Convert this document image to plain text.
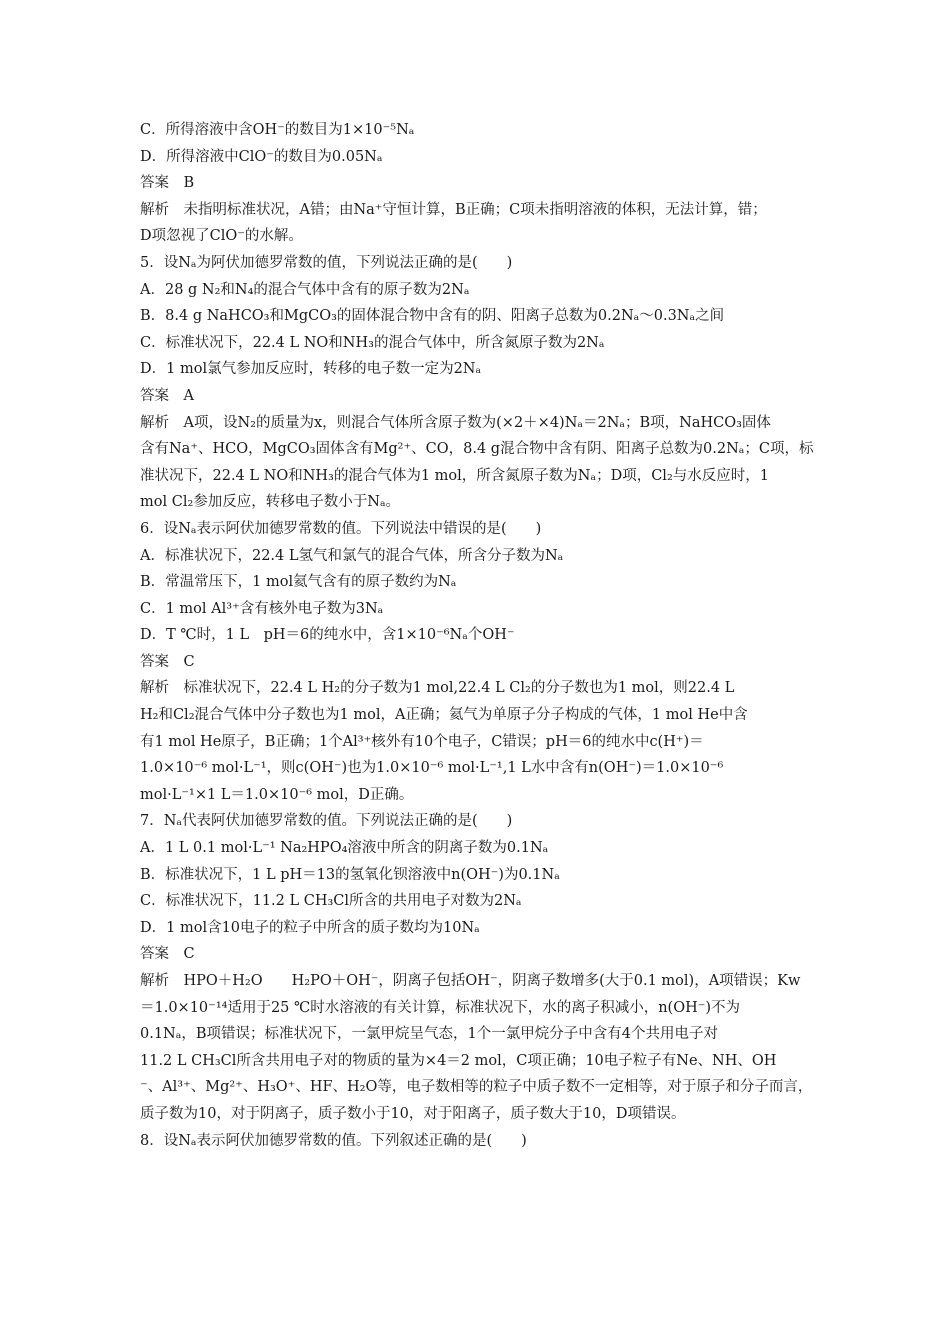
C．所得溶液中含OH⁻的数目为1×10⁻⁵Nₐ
D．所得溶液中ClO⁻的数目为0.05Nₐ
答案　B
解析　未指明标准状况，A错；由Na⁺守恒计算，B正确；C项未指明溶液的体积，无法计算，错；
D项忽视了ClO⁻的水解。
5．设Nₐ为阿伏加德罗常数的值，下列说法正确的是(　　)
A．28 g N₂和N₄的混合气体中含有的原子数为2Nₐ
B．8.4 g NaHCO₃和MgCO₃的固体混合物中含有的阴、阳离子总数为0.2Nₐ～0.3Nₐ之间
C．标准状况下，22.4 L NO和NH₃的混合气体中，所含氮原子数为2Nₐ
D．1 mol氯气参加反应时，转移的电子数一定为2Nₐ
答案　A
解析　A项，设N₂的质量为x，则混合气体所含原子数为(×2＋×4)Nₐ＝2Nₐ；B项，NaHCO₃固体
含有Na⁺、HCO，MgCO₃固体含有Mg²⁺、CO，8.4 g混合物中含有阴、阳离子总数为0.2Nₐ；C项，标
准状况下，22.4 L NO和NH₃的混合气体为1 mol，所含氮原子数为Nₐ；D项，Cl₂与水反应时，1
mol Cl₂参加反应，转移电子数小于Nₐ。
6．设Nₐ表示阿伏加德罗常数的值。下列说法中错误的是(　　)
A．标准状况下，22.4 L氢气和氯气的混合气体，所含分子数为Nₐ
B．常温常压下，1 mol氦气含有的原子数约为Nₐ
C．1 mol Al³⁺含有核外电子数为3Nₐ
D．T ℃时，1 L　pH＝6的纯水中，含1×10⁻⁶Nₐ个OH⁻
答案　C
解析　标准状况下，22.4 L H₂的分子数为1 mol,22.4 L Cl₂的分子数也为1 mol，则22.4 L
H₂和Cl₂混合气体中分子数也为1 mol，A正确；氦气为单原子分子构成的气体，1 mol He中含
有1 mol He原子，B正确；1个Al³⁺核外有10个电子，C错误；pH＝6的纯水中c(H⁺)＝
1.0×10⁻⁶ mol·L⁻¹，则c(OH⁻)也为1.0×10⁻⁶ mol·L⁻¹,1 L水中含有n(OH⁻)＝1.0×10⁻⁶
mol·L⁻¹×1 L＝1.0×10⁻⁶ mol，D正确。
7．Nₐ代表阿伏加德罗常数的值。下列说法正确的是(　　)
A．1 L 0.1 mol·L⁻¹ Na₂HPO₄溶液中所含的阴离子数为0.1Nₐ
B．标准状况下，1 L pH＝13的氢氧化钡溶液中n(OH⁻)为0.1Nₐ
C．标准状况下，11.2 L CH₃Cl所含的共用电子对数为2Nₐ
D．1 mol含10电子的粒子中所含的质子数均为10Nₐ
答案　C
解析　HPO＋H₂O　　H₂PO＋OH⁻，阴离子包括OH⁻，阴离子数增多(大于0.1 mol)，A项错误；Kw
＝1.0×10⁻¹⁴适用于25 ℃时水溶液的有关计算，标准状况下，水的离子积减小，n(OH⁻)不为
0.1Nₐ，B项错误；标准状况下，一氯甲烷呈气态，1个一氯甲烷分子中含有4个共用电子对
11.2 L CH₃Cl所含共用电子对的物质的量为×4＝2 mol，C项正确；10电子粒子有Ne、NH、OH
⁻、Al³⁺、Mg²⁺、H₃O⁺、HF、H₂O等，电子数相等的粒子中质子数不一定相等，对于原子和分子而言，
质子数为10，对于阴离子，质子数小于10，对于阳离子，质子数大于10，D项错误。
8．设Nₐ表示阿伏加德罗常数的值。下列叙述正确的是(　　)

Objective —
Print out every entry above without changing a word, and leave out the pictures.

Task solution —
Convert this document image to plain text.
C．所得溶液中含OH⁻的数目为1×10⁻⁵Nₐ
D．所得溶液中ClO⁻的数目为0.05Nₐ
答案　B
解析　未指明标准状况，A错；由Na⁺守恒计算，B正确；C项未指明溶液的体积，无法计算，错；
D项忽视了ClO⁻的水解。
5．设Nₐ为阿伏加德罗常数的值，下列说法正确的是(　　)
A．28 g N₂和N₄的混合气体中含有的原子数为2Nₐ
B．8.4 g NaHCO₃和MgCO₃的固体混合物中含有的阴、阳离子总数为0.2Nₐ～0.3Nₐ之间
C．标准状况下，22.4 L NO和NH₃的混合气体中，所含氮原子数为2Nₐ
D．1 mol氯气参加反应时，转移的电子数一定为2Nₐ
答案　A
解析　A项，设N₂的质量为x，则混合气体所含原子数为(×2＋×4)Nₐ＝2Nₐ；B项，NaHCO₃固体
含有Na⁺、HCO，MgCO₃固体含有Mg²⁺、CO，8.4 g混合物中含有阴、阳离子总数为0.2Nₐ；C项，标
准状况下，22.4 L NO和NH₃的混合气体为1 mol，所含氮原子数为Nₐ；D项，Cl₂与水反应时，1
mol Cl₂参加反应，转移电子数小于Nₐ。
6．设Nₐ表示阿伏加德罗常数的值。下列说法中错误的是(　　)
A．标准状况下，22.4 L氢气和氯气的混合气体，所含分子数为Nₐ
B．常温常压下，1 mol氦气含有的原子数约为Nₐ
C．1 mol Al³⁺含有核外电子数为3Nₐ
D．T ℃时，1 L　pH＝6的纯水中，含1×10⁻⁶Nₐ个OH⁻
答案　C
解析　标准状况下，22.4 L H₂的分子数为1 mol,22.4 L Cl₂的分子数也为1 mol，则22.4 L
H₂和Cl₂混合气体中分子数也为1 mol，A正确；氦气为单原子分子构成的气体，1 mol He中含
有1 mol He原子，B正确；1个Al³⁺核外有10个电子，C错误；pH＝6的纯水中c(H⁺)＝
1.0×10⁻⁶ mol·L⁻¹，则c(OH⁻)也为1.0×10⁻⁶ mol·L⁻¹,1 L水中含有n(OH⁻)＝1.0×10⁻⁶
mol·L⁻¹×1 L＝1.0×10⁻⁶ mol，D正确。
7．Nₐ代表阿伏加德罗常数的值。下列说法正确的是(　　)
A．1 L 0.1 mol·L⁻¹ Na₂HPO₄溶液中所含的阴离子数为0.1Nₐ
B．标准状况下，1 L pH＝13的氢氧化钡溶液中n(OH⁻)为0.1Nₐ
C．标准状况下，11.2 L CH₃Cl所含的共用电子对数为2Nₐ
D．1 mol含10电子的粒子中所含的质子数均为10Nₐ
答案　C
解析　HPO＋H₂O　　H₂PO＋OH⁻，阴离子包括OH⁻，阴离子数增多(大于0.1 mol)，A项错误；Kw
＝1.0×10⁻¹⁴适用于25 ℃时水溶液的有关计算，标准状况下，水的离子积减小，n(OH⁻)不为
0.1Nₐ，B项错误；标准状况下，一氯甲烷呈气态，1个一氯甲烷分子中含有4个共用电子对
11.2 L CH₃Cl所含共用电子对的物质的量为×4＝2 mol，C项正确；10电子粒子有Ne、NH、OH
⁻、Al³⁺、Mg²⁺、H₃O⁺、HF、H₂O等，电子数相等的粒子中质子数不一定相等，对于原子和分子而言，
质子数为10，对于阴离子，质子数小于10，对于阳离子，质子数大于10，D项错误。
8．设Nₐ表示阿伏加德罗常数的值。下列叙述正确的是(　　)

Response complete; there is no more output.